EXERCISE OBJECTIVE:
Transcribe all the records with complete accuracy.

Dataset listings of figures

=-=-=

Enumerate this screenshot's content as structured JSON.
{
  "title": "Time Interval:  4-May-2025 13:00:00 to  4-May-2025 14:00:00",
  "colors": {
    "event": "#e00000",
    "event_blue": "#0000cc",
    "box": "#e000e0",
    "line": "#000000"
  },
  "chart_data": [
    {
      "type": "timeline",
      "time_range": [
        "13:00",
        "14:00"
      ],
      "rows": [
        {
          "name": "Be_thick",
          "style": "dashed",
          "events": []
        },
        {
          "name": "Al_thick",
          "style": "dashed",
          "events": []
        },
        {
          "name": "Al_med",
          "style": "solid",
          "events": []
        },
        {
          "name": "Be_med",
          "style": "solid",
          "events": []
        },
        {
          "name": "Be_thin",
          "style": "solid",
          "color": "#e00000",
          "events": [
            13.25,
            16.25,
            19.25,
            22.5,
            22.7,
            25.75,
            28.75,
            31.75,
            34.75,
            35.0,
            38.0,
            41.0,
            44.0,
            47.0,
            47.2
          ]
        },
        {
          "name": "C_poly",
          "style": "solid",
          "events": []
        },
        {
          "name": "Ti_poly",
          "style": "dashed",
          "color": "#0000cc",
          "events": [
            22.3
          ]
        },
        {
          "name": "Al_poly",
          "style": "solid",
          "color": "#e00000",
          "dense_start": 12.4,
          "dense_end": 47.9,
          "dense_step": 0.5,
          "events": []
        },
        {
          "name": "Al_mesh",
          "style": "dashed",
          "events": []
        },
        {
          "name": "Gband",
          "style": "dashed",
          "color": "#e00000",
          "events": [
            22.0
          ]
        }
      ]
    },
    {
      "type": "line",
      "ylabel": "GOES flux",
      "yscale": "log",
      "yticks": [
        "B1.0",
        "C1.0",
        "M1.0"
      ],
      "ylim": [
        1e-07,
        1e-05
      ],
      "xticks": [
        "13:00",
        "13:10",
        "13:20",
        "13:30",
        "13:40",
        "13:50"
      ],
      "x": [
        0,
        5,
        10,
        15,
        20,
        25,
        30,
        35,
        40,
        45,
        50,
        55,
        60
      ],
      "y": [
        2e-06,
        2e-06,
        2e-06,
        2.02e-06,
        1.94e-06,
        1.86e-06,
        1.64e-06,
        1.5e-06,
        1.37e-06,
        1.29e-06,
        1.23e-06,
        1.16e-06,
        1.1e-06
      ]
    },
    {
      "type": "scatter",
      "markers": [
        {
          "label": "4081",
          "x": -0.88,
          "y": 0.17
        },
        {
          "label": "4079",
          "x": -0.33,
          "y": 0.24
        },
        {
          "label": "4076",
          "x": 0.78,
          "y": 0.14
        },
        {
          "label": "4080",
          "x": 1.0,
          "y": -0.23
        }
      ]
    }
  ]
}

=-=-=

THE REPLY:
Enumerate this screenshot's content as structured JSON.
{
  "title": "Time Interval:  4-May-2025 13:00:00 to  4-May-2025 14:00:00",
  "colors": {
    "event": "#e00000",
    "event_blue": "#0000cc",
    "box": "#e000e0",
    "line": "#000000"
  },
  "chart_data": [
    {
      "type": "timeline",
      "time_range": [
        "13:00",
        "14:00"
      ],
      "rows": [
        {
          "name": "Be_thick",
          "style": "dashed",
          "events": []
        },
        {
          "name": "Al_thick",
          "style": "dashed",
          "events": []
        },
        {
          "name": "Al_med",
          "style": "solid",
          "events": []
        },
        {
          "name": "Be_med",
          "style": "solid",
          "events": []
        },
        {
          "name": "Be_thin",
          "style": "solid",
          "color": "#e00000",
          "events": [
            13.25,
            16.25,
            19.25,
            22.5,
            22.7,
            25.75,
            28.75,
            31.75,
            34.75,
            35.0,
            38.0,
            41.0,
            44.0,
            47.0,
            47.2
          ]
        },
        {
          "name": "C_poly",
          "style": "solid",
          "events": []
        },
        {
          "name": "Ti_poly",
          "style": "dashed",
          "color": "#0000cc",
          "events": [
            22.3
          ]
        },
        {
          "name": "Al_poly",
          "style": "solid",
          "color": "#e00000",
          "dense_start": 12.4,
          "dense_end": 47.9,
          "dense_step": 0.5,
          "events": []
        },
        {
          "name": "Al_mesh",
          "style": "dashed",
          "events": []
        },
        {
          "name": "Gband",
          "style": "dashed",
          "color": "#e00000",
          "events": [
            22.0
          ]
        }
      ]
    },
    {
      "type": "line",
      "ylabel": "GOES flux",
      "yscale": "log",
      "yticks": [
        "B1.0",
        "C1.0",
        "M1.0"
      ],
      "ylim": [
        1e-07,
        1e-05
      ],
      "xticks": [
        "13:00",
        "13:10",
        "13:20",
        "13:30",
        "13:40",
        "13:50"
      ],
      "x": [
        0,
        5,
        10,
        15,
        20,
        25,
        30,
        35,
        40,
        45,
        50,
        55,
        60
      ],
      "y": [
        2e-06,
        2e-06,
        2e-06,
        2.02e-06,
        1.94e-06,
        1.86e-06,
        1.64e-06,
        1.5e-06,
        1.37e-06,
        1.29e-06,
        1.23e-06,
        1.16e-06,
        1.1e-06
      ]
    },
    {
      "type": "scatter",
      "markers": [
        {
          "label": "4081",
          "x": -0.88,
          "y": 0.17
        },
        {
          "label": "4079",
          "x": -0.33,
          "y": 0.24
        },
        {
          "label": "4076",
          "x": 0.78,
          "y": 0.14
        },
        {
          "label": "4080",
          "x": 1.0,
          "y": -0.23
        }
      ]
    }
  ]
}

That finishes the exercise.